Task = Write out the entire listing below exactly, with the pictures left out.

Stored records:
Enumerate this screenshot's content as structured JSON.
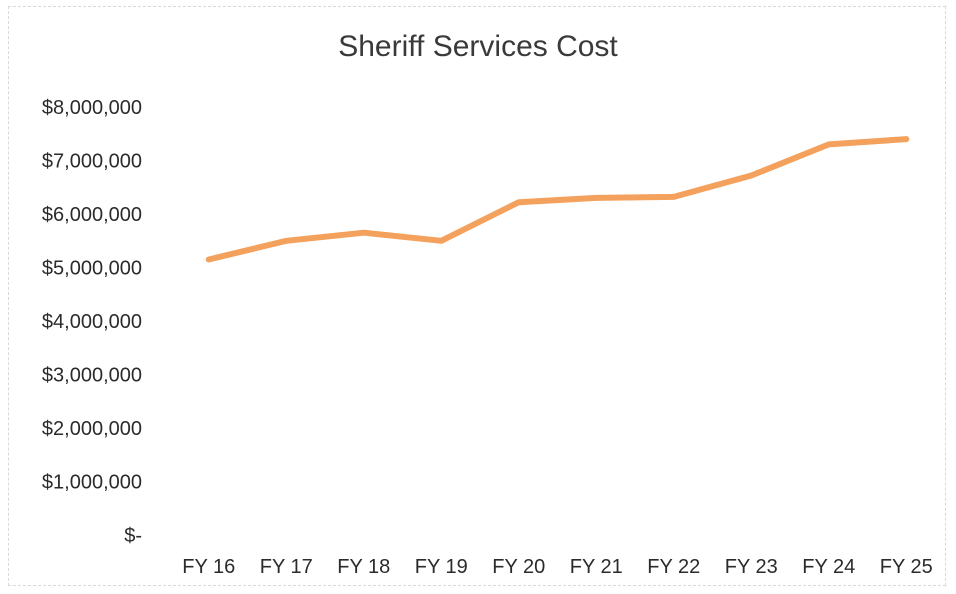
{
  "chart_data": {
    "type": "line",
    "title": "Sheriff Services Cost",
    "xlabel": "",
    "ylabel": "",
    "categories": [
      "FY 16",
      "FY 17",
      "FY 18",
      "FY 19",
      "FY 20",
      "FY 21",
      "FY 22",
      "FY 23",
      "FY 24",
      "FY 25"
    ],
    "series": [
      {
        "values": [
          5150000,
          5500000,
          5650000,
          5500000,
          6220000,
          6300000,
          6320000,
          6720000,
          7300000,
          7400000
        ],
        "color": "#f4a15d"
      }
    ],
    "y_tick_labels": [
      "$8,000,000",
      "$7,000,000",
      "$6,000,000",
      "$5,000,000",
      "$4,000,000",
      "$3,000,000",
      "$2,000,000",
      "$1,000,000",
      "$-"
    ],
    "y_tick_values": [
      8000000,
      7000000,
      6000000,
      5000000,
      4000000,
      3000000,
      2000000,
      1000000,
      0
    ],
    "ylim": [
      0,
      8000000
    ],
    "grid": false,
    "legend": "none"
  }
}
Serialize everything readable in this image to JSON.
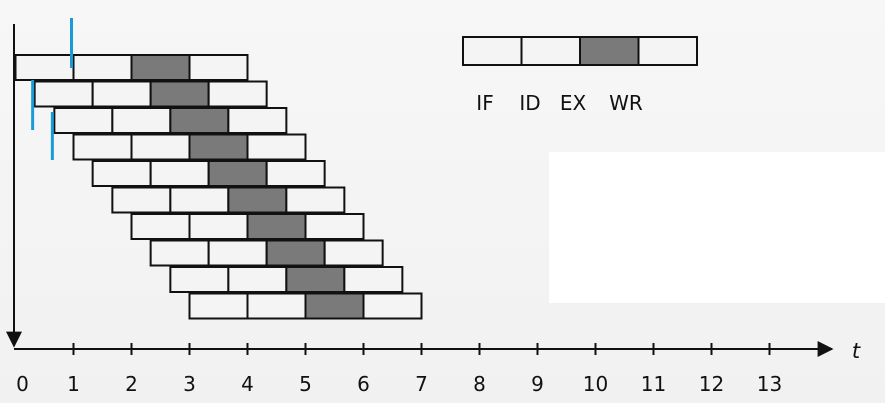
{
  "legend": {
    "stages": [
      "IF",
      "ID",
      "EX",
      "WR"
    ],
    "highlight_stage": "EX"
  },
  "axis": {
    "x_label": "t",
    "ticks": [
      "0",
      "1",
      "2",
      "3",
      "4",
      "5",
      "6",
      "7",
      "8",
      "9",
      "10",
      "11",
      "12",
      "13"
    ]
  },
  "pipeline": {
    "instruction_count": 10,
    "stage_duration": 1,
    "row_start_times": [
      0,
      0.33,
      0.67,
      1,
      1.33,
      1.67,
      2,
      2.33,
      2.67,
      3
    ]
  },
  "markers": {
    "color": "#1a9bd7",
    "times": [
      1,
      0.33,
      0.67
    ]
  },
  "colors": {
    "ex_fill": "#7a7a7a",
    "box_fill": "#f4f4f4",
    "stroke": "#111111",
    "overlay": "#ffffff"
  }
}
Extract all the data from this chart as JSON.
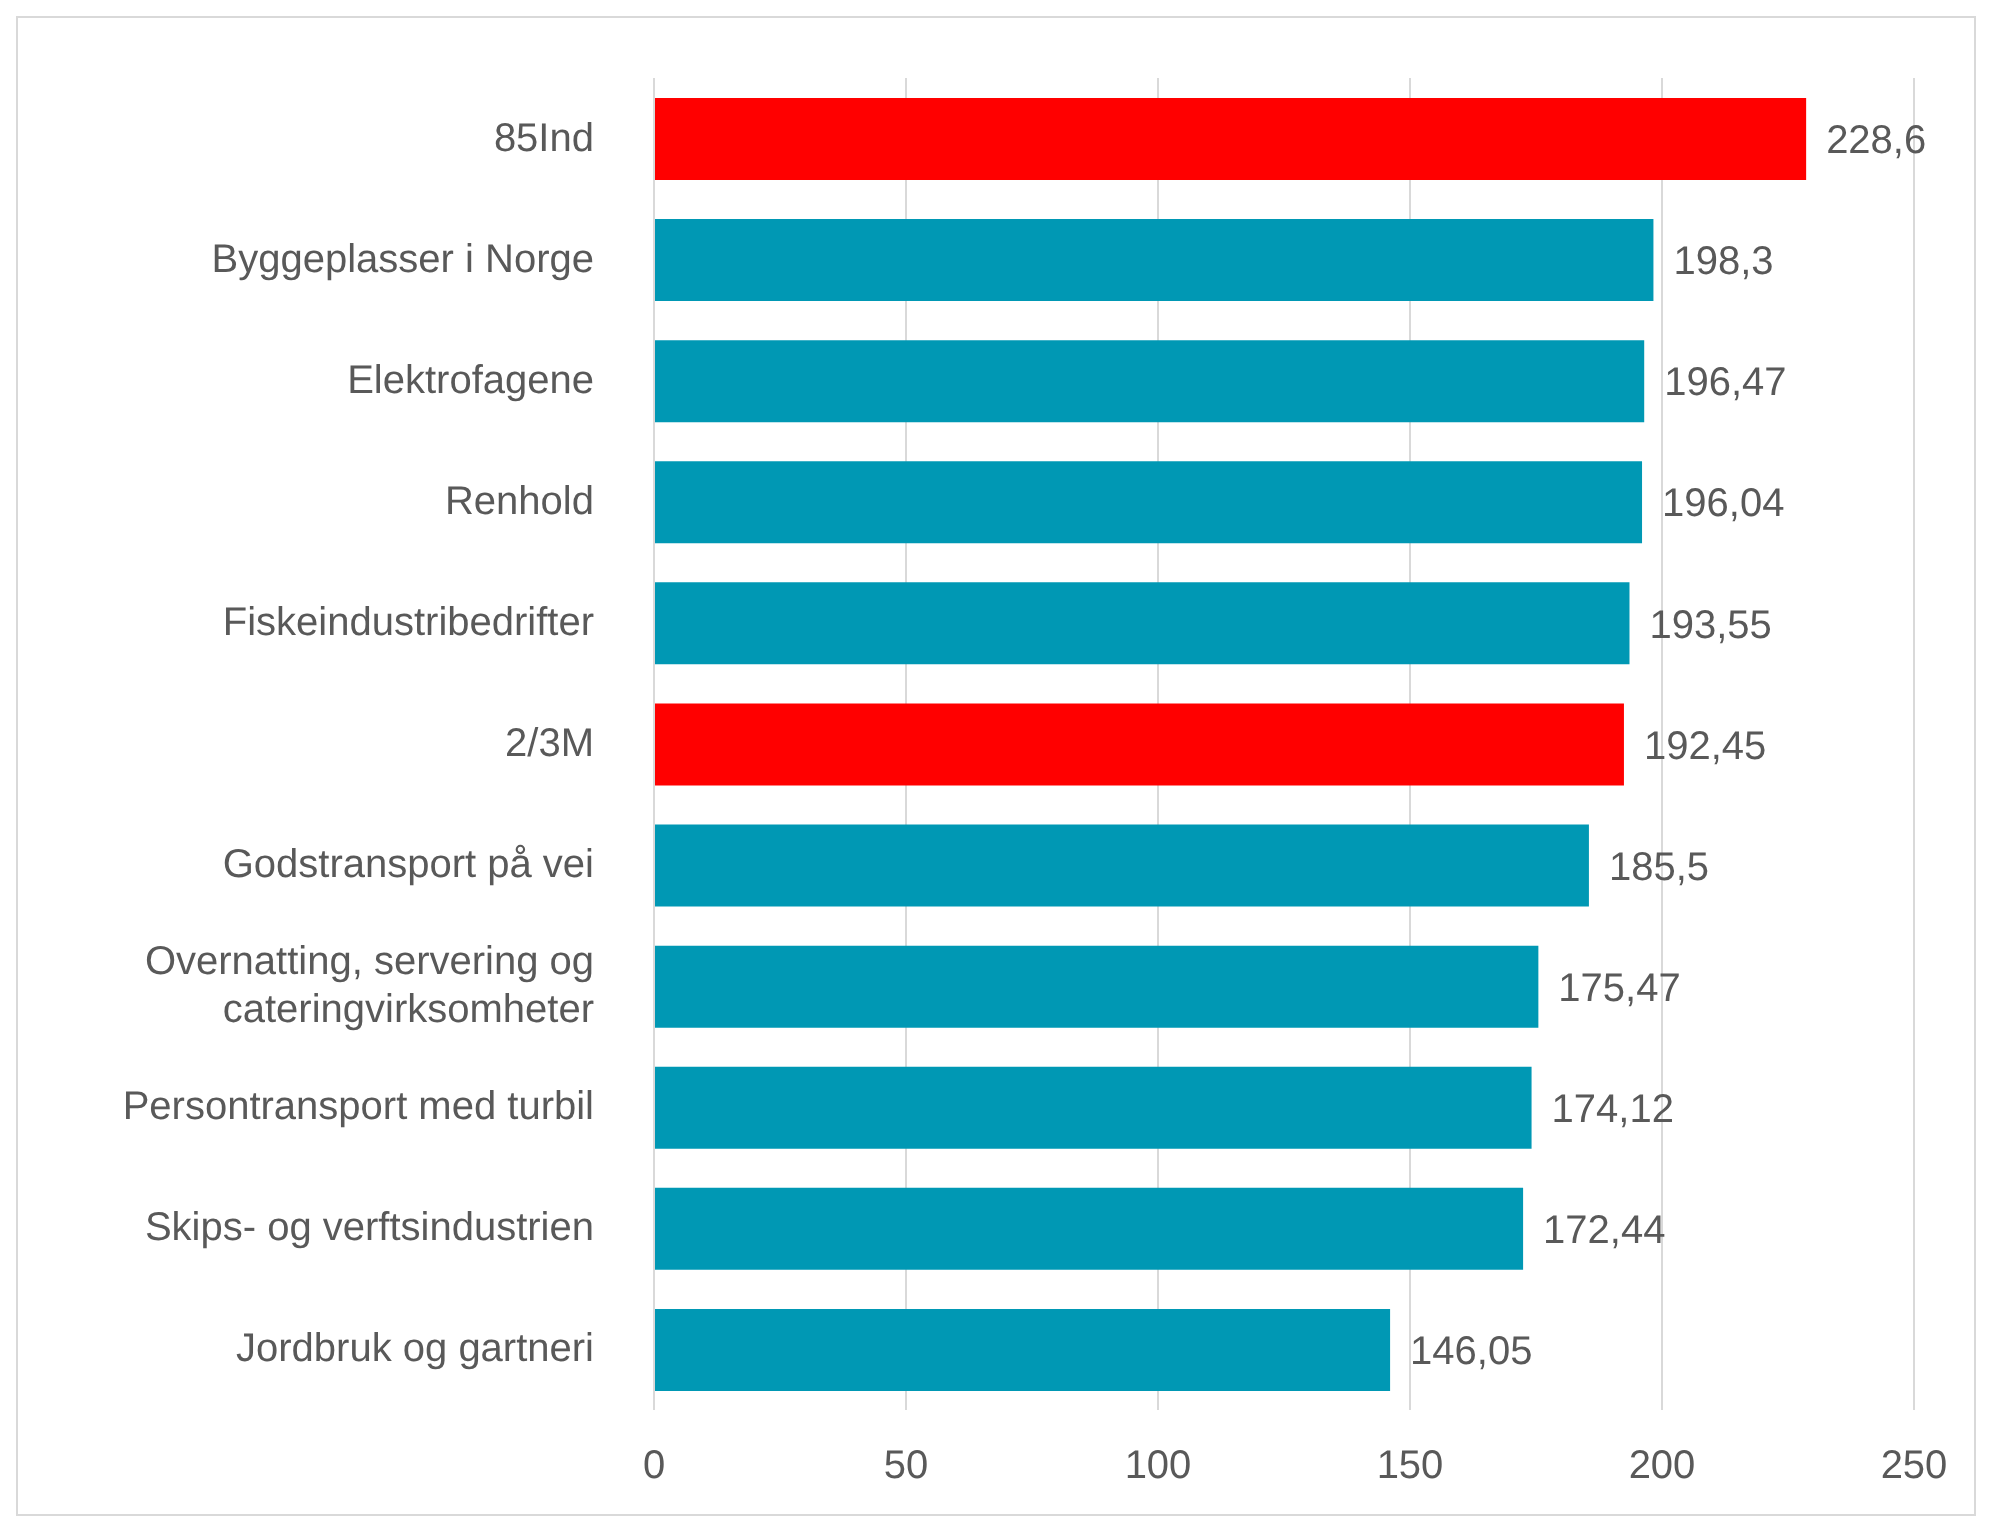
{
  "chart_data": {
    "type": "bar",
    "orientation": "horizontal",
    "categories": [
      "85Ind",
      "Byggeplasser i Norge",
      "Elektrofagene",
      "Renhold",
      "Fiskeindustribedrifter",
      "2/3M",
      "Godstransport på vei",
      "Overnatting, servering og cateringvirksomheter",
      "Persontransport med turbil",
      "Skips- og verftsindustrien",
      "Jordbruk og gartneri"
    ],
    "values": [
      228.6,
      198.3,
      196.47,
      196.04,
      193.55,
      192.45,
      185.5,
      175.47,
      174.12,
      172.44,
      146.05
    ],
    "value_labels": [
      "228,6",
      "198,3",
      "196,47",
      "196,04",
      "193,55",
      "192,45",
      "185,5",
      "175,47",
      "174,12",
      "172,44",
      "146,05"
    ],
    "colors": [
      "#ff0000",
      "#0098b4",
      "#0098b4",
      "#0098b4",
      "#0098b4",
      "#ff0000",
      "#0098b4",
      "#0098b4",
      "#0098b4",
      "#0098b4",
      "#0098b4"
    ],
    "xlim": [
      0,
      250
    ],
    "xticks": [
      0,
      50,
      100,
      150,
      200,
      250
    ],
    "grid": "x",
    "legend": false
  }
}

Result of this exercise =
Enumerate this screenshot's content as structured JSON.
{
  "chart_data": {
    "type": "line",
    "title": "Sheriff Services Cost",
    "xlabel": "",
    "ylabel": "",
    "categories": [
      "FY 16",
      "FY 17",
      "FY 18",
      "FY 19",
      "FY 20",
      "FY 21",
      "FY 22",
      "FY 23",
      "FY 24",
      "FY 25"
    ],
    "series": [
      {
        "values": [
          5150000,
          5500000,
          5650000,
          5500000,
          6220000,
          6300000,
          6320000,
          6720000,
          7300000,
          7400000
        ],
        "color": "#f4a15d"
      }
    ],
    "y_tick_labels": [
      "$8,000,000",
      "$7,000,000",
      "$6,000,000",
      "$5,000,000",
      "$4,000,000",
      "$3,000,000",
      "$2,000,000",
      "$1,000,000",
      "$-"
    ],
    "y_tick_values": [
      8000000,
      7000000,
      6000000,
      5000000,
      4000000,
      3000000,
      2000000,
      1000000,
      0
    ],
    "ylim": [
      0,
      8000000
    ],
    "grid": false,
    "legend": "none"
  }
}
Serialize everything readable in this image to JSON.
{
  "legend": {
    "stages": [
      "IF",
      "ID",
      "EX",
      "WR"
    ],
    "highlight_stage": "EX"
  },
  "axis": {
    "x_label": "t",
    "ticks": [
      "0",
      "1",
      "2",
      "3",
      "4",
      "5",
      "6",
      "7",
      "8",
      "9",
      "10",
      "11",
      "12",
      "13"
    ]
  },
  "pipeline": {
    "instruction_count": 10,
    "stage_duration": 1,
    "row_start_times": [
      0,
      0.33,
      0.67,
      1,
      1.33,
      1.67,
      2,
      2.33,
      2.67,
      3
    ]
  },
  "markers": {
    "color": "#1a9bd7",
    "times": [
      1,
      0.33,
      0.67
    ]
  },
  "colors": {
    "ex_fill": "#7a7a7a",
    "box_fill": "#f4f4f4",
    "stroke": "#111111",
    "overlay": "#ffffff"
  }
}
Extract all the data from this chart as JSON.
{
  "chart_data": {
    "type": "bar",
    "orientation": "horizontal",
    "categories": [
      "85Ind",
      "Byggeplasser i Norge",
      "Elektrofagene",
      "Renhold",
      "Fiskeindustribedrifter",
      "2/3M",
      "Godstransport på vei",
      "Overnatting, servering og cateringvirksomheter",
      "Persontransport med turbil",
      "Skips- og verftsindustrien",
      "Jordbruk og gartneri"
    ],
    "values": [
      228.6,
      198.3,
      196.47,
      196.04,
      193.55,
      192.45,
      185.5,
      175.47,
      174.12,
      172.44,
      146.05
    ],
    "value_labels": [
      "228,6",
      "198,3",
      "196,47",
      "196,04",
      "193,55",
      "192,45",
      "185,5",
      "175,47",
      "174,12",
      "172,44",
      "146,05"
    ],
    "colors": [
      "#ff0000",
      "#0098b4",
      "#0098b4",
      "#0098b4",
      "#0098b4",
      "#ff0000",
      "#0098b4",
      "#0098b4",
      "#0098b4",
      "#0098b4",
      "#0098b4"
    ],
    "xlim": [
      0,
      250
    ],
    "xticks": [
      0,
      50,
      100,
      150,
      200,
      250
    ],
    "grid": "x",
    "legend": false
  }
}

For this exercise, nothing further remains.